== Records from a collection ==
▽

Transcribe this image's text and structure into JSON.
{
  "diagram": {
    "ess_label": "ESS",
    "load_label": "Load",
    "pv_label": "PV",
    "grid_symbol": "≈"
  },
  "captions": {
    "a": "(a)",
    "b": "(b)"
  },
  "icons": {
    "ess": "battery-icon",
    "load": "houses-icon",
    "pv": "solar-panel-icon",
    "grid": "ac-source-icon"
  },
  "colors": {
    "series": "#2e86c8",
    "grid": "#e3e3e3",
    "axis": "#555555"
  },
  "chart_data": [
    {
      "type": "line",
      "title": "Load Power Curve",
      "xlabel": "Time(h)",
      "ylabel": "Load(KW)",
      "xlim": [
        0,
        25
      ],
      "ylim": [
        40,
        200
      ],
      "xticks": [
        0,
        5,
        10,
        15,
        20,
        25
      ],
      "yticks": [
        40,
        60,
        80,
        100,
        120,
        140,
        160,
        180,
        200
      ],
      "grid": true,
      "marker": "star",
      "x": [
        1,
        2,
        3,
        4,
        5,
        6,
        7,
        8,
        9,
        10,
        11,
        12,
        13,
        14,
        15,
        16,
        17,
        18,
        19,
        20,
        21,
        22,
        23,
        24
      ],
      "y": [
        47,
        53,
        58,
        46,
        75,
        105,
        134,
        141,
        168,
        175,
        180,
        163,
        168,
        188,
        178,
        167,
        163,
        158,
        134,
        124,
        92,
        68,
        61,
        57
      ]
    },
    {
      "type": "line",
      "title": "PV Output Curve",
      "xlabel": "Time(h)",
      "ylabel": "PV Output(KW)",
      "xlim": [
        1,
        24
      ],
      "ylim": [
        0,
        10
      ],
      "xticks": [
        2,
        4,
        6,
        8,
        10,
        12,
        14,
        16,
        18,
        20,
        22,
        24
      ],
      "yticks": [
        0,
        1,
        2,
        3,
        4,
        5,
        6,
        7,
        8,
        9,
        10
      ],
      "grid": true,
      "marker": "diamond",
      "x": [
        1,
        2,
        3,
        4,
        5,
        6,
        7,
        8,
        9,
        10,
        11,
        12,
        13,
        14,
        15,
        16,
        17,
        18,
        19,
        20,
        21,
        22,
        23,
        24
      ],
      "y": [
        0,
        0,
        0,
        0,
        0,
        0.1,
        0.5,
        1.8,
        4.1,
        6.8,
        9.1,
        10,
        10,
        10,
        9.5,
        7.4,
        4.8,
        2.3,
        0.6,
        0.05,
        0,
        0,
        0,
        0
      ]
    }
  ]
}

△

Reproduce all the records precisely.

== Task answer ==
Transcribe this image's text and structure into JSON.
{
  "diagram": {
    "ess_label": "ESS",
    "load_label": "Load",
    "pv_label": "PV",
    "grid_symbol": "≈"
  },
  "captions": {
    "a": "(a)",
    "b": "(b)"
  },
  "icons": {
    "ess": "battery-icon",
    "load": "houses-icon",
    "pv": "solar-panel-icon",
    "grid": "ac-source-icon"
  },
  "colors": {
    "series": "#2e86c8",
    "grid": "#e3e3e3",
    "axis": "#555555"
  },
  "chart_data": [
    {
      "type": "line",
      "title": "Load Power Curve",
      "xlabel": "Time(h)",
      "ylabel": "Load(KW)",
      "xlim": [
        0,
        25
      ],
      "ylim": [
        40,
        200
      ],
      "xticks": [
        0,
        5,
        10,
        15,
        20,
        25
      ],
      "yticks": [
        40,
        60,
        80,
        100,
        120,
        140,
        160,
        180,
        200
      ],
      "grid": true,
      "marker": "star",
      "x": [
        1,
        2,
        3,
        4,
        5,
        6,
        7,
        8,
        9,
        10,
        11,
        12,
        13,
        14,
        15,
        16,
        17,
        18,
        19,
        20,
        21,
        22,
        23,
        24
      ],
      "y": [
        47,
        53,
        58,
        46,
        75,
        105,
        134,
        141,
        168,
        175,
        180,
        163,
        168,
        188,
        178,
        167,
        163,
        158,
        134,
        124,
        92,
        68,
        61,
        57
      ]
    },
    {
      "type": "line",
      "title": "PV Output Curve",
      "xlabel": "Time(h)",
      "ylabel": "PV Output(KW)",
      "xlim": [
        1,
        24
      ],
      "ylim": [
        0,
        10
      ],
      "xticks": [
        2,
        4,
        6,
        8,
        10,
        12,
        14,
        16,
        18,
        20,
        22,
        24
      ],
      "yticks": [
        0,
        1,
        2,
        3,
        4,
        5,
        6,
        7,
        8,
        9,
        10
      ],
      "grid": true,
      "marker": "diamond",
      "x": [
        1,
        2,
        3,
        4,
        5,
        6,
        7,
        8,
        9,
        10,
        11,
        12,
        13,
        14,
        15,
        16,
        17,
        18,
        19,
        20,
        21,
        22,
        23,
        24
      ],
      "y": [
        0,
        0,
        0,
        0,
        0,
        0.1,
        0.5,
        1.8,
        4.1,
        6.8,
        9.1,
        10,
        10,
        10,
        9.5,
        7.4,
        4.8,
        2.3,
        0.6,
        0.05,
        0,
        0,
        0,
        0
      ]
    }
  ]
}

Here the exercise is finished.